◆ **Task directions**: Quote the entries that follow exactly, leaving none out.

Begin

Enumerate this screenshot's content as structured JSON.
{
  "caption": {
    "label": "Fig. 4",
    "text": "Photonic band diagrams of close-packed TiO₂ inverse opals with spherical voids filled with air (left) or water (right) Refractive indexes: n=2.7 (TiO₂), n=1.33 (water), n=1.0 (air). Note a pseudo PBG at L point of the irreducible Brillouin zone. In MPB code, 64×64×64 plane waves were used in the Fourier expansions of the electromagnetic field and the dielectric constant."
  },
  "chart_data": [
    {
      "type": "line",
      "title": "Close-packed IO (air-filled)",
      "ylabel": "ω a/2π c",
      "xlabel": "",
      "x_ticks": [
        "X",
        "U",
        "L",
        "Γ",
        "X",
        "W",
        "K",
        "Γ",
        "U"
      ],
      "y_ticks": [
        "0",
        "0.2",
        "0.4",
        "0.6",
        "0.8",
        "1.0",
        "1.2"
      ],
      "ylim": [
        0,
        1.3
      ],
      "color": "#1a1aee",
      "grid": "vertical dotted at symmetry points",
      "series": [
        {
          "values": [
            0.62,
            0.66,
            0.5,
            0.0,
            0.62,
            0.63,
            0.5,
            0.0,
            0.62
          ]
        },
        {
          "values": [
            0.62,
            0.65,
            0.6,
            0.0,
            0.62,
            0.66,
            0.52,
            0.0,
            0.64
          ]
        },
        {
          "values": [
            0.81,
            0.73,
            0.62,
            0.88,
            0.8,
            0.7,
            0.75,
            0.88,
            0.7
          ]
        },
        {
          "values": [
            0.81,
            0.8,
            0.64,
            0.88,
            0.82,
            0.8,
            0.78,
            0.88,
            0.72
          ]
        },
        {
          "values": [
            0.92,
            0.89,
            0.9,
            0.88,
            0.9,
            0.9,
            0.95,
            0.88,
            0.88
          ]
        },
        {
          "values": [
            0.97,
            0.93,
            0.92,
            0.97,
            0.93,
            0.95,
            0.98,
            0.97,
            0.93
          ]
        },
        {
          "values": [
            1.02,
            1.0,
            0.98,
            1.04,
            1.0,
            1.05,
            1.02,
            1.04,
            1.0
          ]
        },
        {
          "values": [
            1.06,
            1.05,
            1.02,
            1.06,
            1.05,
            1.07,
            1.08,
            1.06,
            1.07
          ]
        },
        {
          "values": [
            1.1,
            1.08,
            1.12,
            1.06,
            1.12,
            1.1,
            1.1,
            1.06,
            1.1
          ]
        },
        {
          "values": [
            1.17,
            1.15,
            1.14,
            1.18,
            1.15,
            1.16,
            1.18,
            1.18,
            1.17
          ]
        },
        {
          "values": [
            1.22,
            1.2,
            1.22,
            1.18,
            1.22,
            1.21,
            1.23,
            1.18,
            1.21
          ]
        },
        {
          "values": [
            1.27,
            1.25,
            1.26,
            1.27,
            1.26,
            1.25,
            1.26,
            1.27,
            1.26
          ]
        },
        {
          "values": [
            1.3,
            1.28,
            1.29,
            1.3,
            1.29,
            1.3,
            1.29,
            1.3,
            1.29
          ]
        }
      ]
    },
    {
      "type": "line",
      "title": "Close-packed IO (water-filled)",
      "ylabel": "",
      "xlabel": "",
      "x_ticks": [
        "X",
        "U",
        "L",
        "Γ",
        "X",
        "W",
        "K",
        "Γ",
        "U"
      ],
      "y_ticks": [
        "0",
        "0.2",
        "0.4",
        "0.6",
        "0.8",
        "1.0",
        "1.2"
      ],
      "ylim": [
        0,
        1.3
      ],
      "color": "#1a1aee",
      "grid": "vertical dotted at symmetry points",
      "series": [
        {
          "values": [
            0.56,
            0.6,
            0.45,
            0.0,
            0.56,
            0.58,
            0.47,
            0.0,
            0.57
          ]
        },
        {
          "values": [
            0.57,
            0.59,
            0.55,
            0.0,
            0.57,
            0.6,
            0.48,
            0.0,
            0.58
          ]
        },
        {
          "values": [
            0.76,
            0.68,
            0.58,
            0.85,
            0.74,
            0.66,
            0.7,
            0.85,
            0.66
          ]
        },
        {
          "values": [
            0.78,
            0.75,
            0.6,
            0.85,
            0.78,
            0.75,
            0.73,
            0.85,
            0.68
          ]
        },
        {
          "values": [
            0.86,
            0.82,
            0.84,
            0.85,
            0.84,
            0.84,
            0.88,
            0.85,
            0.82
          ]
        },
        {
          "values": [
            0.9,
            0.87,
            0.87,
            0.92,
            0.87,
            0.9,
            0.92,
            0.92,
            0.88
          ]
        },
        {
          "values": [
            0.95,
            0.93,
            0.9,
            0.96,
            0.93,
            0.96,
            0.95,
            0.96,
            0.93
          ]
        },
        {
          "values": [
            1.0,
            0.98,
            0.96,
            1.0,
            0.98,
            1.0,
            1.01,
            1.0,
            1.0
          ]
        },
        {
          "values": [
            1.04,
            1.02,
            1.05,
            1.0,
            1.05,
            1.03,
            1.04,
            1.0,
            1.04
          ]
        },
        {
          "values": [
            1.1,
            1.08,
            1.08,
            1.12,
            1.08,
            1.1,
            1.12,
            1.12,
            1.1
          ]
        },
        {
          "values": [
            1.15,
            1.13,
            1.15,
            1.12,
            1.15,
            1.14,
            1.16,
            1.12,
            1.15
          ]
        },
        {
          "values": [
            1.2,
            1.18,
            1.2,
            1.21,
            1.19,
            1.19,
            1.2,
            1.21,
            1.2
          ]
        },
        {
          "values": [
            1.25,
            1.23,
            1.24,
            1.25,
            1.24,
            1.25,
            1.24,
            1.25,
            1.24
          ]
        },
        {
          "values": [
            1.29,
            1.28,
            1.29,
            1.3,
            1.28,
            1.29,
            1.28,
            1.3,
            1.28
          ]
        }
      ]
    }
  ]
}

End

◆ **The result**:
Enumerate this screenshot's content as structured JSON.
{
  "caption": {
    "label": "Fig. 4",
    "text": "Photonic band diagrams of close-packed TiO₂ inverse opals with spherical voids filled with air (left) or water (right) Refractive indexes: n=2.7 (TiO₂), n=1.33 (water), n=1.0 (air). Note a pseudo PBG at L point of the irreducible Brillouin zone. In MPB code, 64×64×64 plane waves were used in the Fourier expansions of the electromagnetic field and the dielectric constant."
  },
  "chart_data": [
    {
      "type": "line",
      "title": "Close-packed IO (air-filled)",
      "ylabel": "ω a/2π c",
      "xlabel": "",
      "x_ticks": [
        "X",
        "U",
        "L",
        "Γ",
        "X",
        "W",
        "K",
        "Γ",
        "U"
      ],
      "y_ticks": [
        "0",
        "0.2",
        "0.4",
        "0.6",
        "0.8",
        "1.0",
        "1.2"
      ],
      "ylim": [
        0,
        1.3
      ],
      "color": "#1a1aee",
      "grid": "vertical dotted at symmetry points",
      "series": [
        {
          "values": [
            0.62,
            0.66,
            0.5,
            0.0,
            0.62,
            0.63,
            0.5,
            0.0,
            0.62
          ]
        },
        {
          "values": [
            0.62,
            0.65,
            0.6,
            0.0,
            0.62,
            0.66,
            0.52,
            0.0,
            0.64
          ]
        },
        {
          "values": [
            0.81,
            0.73,
            0.62,
            0.88,
            0.8,
            0.7,
            0.75,
            0.88,
            0.7
          ]
        },
        {
          "values": [
            0.81,
            0.8,
            0.64,
            0.88,
            0.82,
            0.8,
            0.78,
            0.88,
            0.72
          ]
        },
        {
          "values": [
            0.92,
            0.89,
            0.9,
            0.88,
            0.9,
            0.9,
            0.95,
            0.88,
            0.88
          ]
        },
        {
          "values": [
            0.97,
            0.93,
            0.92,
            0.97,
            0.93,
            0.95,
            0.98,
            0.97,
            0.93
          ]
        },
        {
          "values": [
            1.02,
            1.0,
            0.98,
            1.04,
            1.0,
            1.05,
            1.02,
            1.04,
            1.0
          ]
        },
        {
          "values": [
            1.06,
            1.05,
            1.02,
            1.06,
            1.05,
            1.07,
            1.08,
            1.06,
            1.07
          ]
        },
        {
          "values": [
            1.1,
            1.08,
            1.12,
            1.06,
            1.12,
            1.1,
            1.1,
            1.06,
            1.1
          ]
        },
        {
          "values": [
            1.17,
            1.15,
            1.14,
            1.18,
            1.15,
            1.16,
            1.18,
            1.18,
            1.17
          ]
        },
        {
          "values": [
            1.22,
            1.2,
            1.22,
            1.18,
            1.22,
            1.21,
            1.23,
            1.18,
            1.21
          ]
        },
        {
          "values": [
            1.27,
            1.25,
            1.26,
            1.27,
            1.26,
            1.25,
            1.26,
            1.27,
            1.26
          ]
        },
        {
          "values": [
            1.3,
            1.28,
            1.29,
            1.3,
            1.29,
            1.3,
            1.29,
            1.3,
            1.29
          ]
        }
      ]
    },
    {
      "type": "line",
      "title": "Close-packed IO (water-filled)",
      "ylabel": "",
      "xlabel": "",
      "x_ticks": [
        "X",
        "U",
        "L",
        "Γ",
        "X",
        "W",
        "K",
        "Γ",
        "U"
      ],
      "y_ticks": [
        "0",
        "0.2",
        "0.4",
        "0.6",
        "0.8",
        "1.0",
        "1.2"
      ],
      "ylim": [
        0,
        1.3
      ],
      "color": "#1a1aee",
      "grid": "vertical dotted at symmetry points",
      "series": [
        {
          "values": [
            0.56,
            0.6,
            0.45,
            0.0,
            0.56,
            0.58,
            0.47,
            0.0,
            0.57
          ]
        },
        {
          "values": [
            0.57,
            0.59,
            0.55,
            0.0,
            0.57,
            0.6,
            0.48,
            0.0,
            0.58
          ]
        },
        {
          "values": [
            0.76,
            0.68,
            0.58,
            0.85,
            0.74,
            0.66,
            0.7,
            0.85,
            0.66
          ]
        },
        {
          "values": [
            0.78,
            0.75,
            0.6,
            0.85,
            0.78,
            0.75,
            0.73,
            0.85,
            0.68
          ]
        },
        {
          "values": [
            0.86,
            0.82,
            0.84,
            0.85,
            0.84,
            0.84,
            0.88,
            0.85,
            0.82
          ]
        },
        {
          "values": [
            0.9,
            0.87,
            0.87,
            0.92,
            0.87,
            0.9,
            0.92,
            0.92,
            0.88
          ]
        },
        {
          "values": [
            0.95,
            0.93,
            0.9,
            0.96,
            0.93,
            0.96,
            0.95,
            0.96,
            0.93
          ]
        },
        {
          "values": [
            1.0,
            0.98,
            0.96,
            1.0,
            0.98,
            1.0,
            1.01,
            1.0,
            1.0
          ]
        },
        {
          "values": [
            1.04,
            1.02,
            1.05,
            1.0,
            1.05,
            1.03,
            1.04,
            1.0,
            1.04
          ]
        },
        {
          "values": [
            1.1,
            1.08,
            1.08,
            1.12,
            1.08,
            1.1,
            1.12,
            1.12,
            1.1
          ]
        },
        {
          "values": [
            1.15,
            1.13,
            1.15,
            1.12,
            1.15,
            1.14,
            1.16,
            1.12,
            1.15
          ]
        },
        {
          "values": [
            1.2,
            1.18,
            1.2,
            1.21,
            1.19,
            1.19,
            1.2,
            1.21,
            1.2
          ]
        },
        {
          "values": [
            1.25,
            1.23,
            1.24,
            1.25,
            1.24,
            1.25,
            1.24,
            1.25,
            1.24
          ]
        },
        {
          "values": [
            1.29,
            1.28,
            1.29,
            1.3,
            1.28,
            1.29,
            1.28,
            1.3,
            1.28
          ]
        }
      ]
    }
  ]
}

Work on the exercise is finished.